### Exercise prompt
Extract the text of each entry below exactly, leaving every image behind.
══ Given entries ══
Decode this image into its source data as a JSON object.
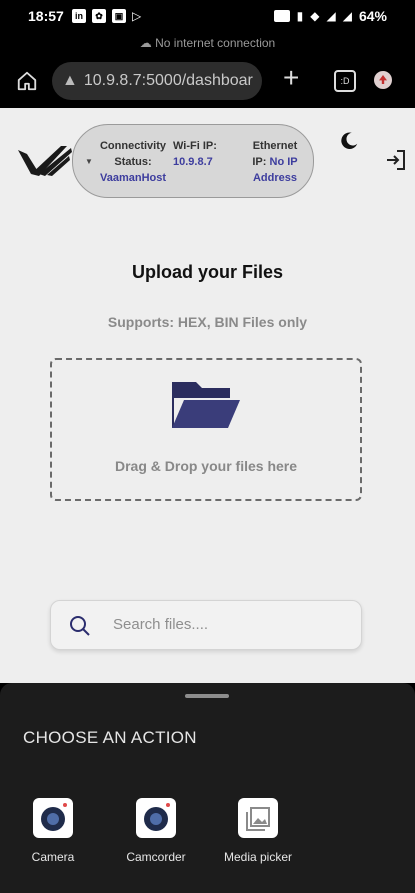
{
  "status_bar": {
    "time": "18:57",
    "battery": "64%"
  },
  "network_banner": {
    "text": "No internet connection"
  },
  "browser": {
    "url": "10.9.8.7:5000/dashboar",
    "tabs_label": ":D"
  },
  "header": {
    "connectivity_label": "Connectivity Status:",
    "host": "VaamanHost",
    "wifi_label": "Wi-Fi IP:",
    "wifi_ip": "10.9.8.7",
    "ethernet_label": "Ethernet IP:",
    "ethernet_ip": "No IP Address"
  },
  "upload": {
    "title": "Upload your Files",
    "supports": "Supports: HEX, BIN Files only",
    "drop_text": "Drag & Drop your files here"
  },
  "search": {
    "placeholder": "Search files...."
  },
  "action_sheet": {
    "title": "CHOOSE AN ACTION",
    "actions": [
      {
        "label": "Camera"
      },
      {
        "label": "Camcorder"
      },
      {
        "label": "Media picker"
      }
    ]
  },
  "colors": {
    "accent": "#3d3d9e",
    "sheet_bg": "#1c1c1c"
  }
}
═══
### The reply
Decode this image into its source data as a JSON object.
{
  "status_bar": {
    "time": "18:57",
    "battery": "64%"
  },
  "network_banner": {
    "text": "No internet connection"
  },
  "browser": {
    "url": "10.9.8.7:5000/dashboar",
    "tabs_label": ":D"
  },
  "header": {
    "connectivity_label": "Connectivity Status:",
    "host": "VaamanHost",
    "wifi_label": "Wi-Fi IP:",
    "wifi_ip": "10.9.8.7",
    "ethernet_label": "Ethernet IP:",
    "ethernet_ip": "No IP Address"
  },
  "upload": {
    "title": "Upload your Files",
    "supports": "Supports: HEX, BIN Files only",
    "drop_text": "Drag & Drop your files here"
  },
  "search": {
    "placeholder": "Search files...."
  },
  "action_sheet": {
    "title": "CHOOSE AN ACTION",
    "actions": [
      {
        "label": "Camera"
      },
      {
        "label": "Camcorder"
      },
      {
        "label": "Media picker"
      }
    ]
  },
  "colors": {
    "accent": "#3d3d9e",
    "sheet_bg": "#1c1c1c"
  }
}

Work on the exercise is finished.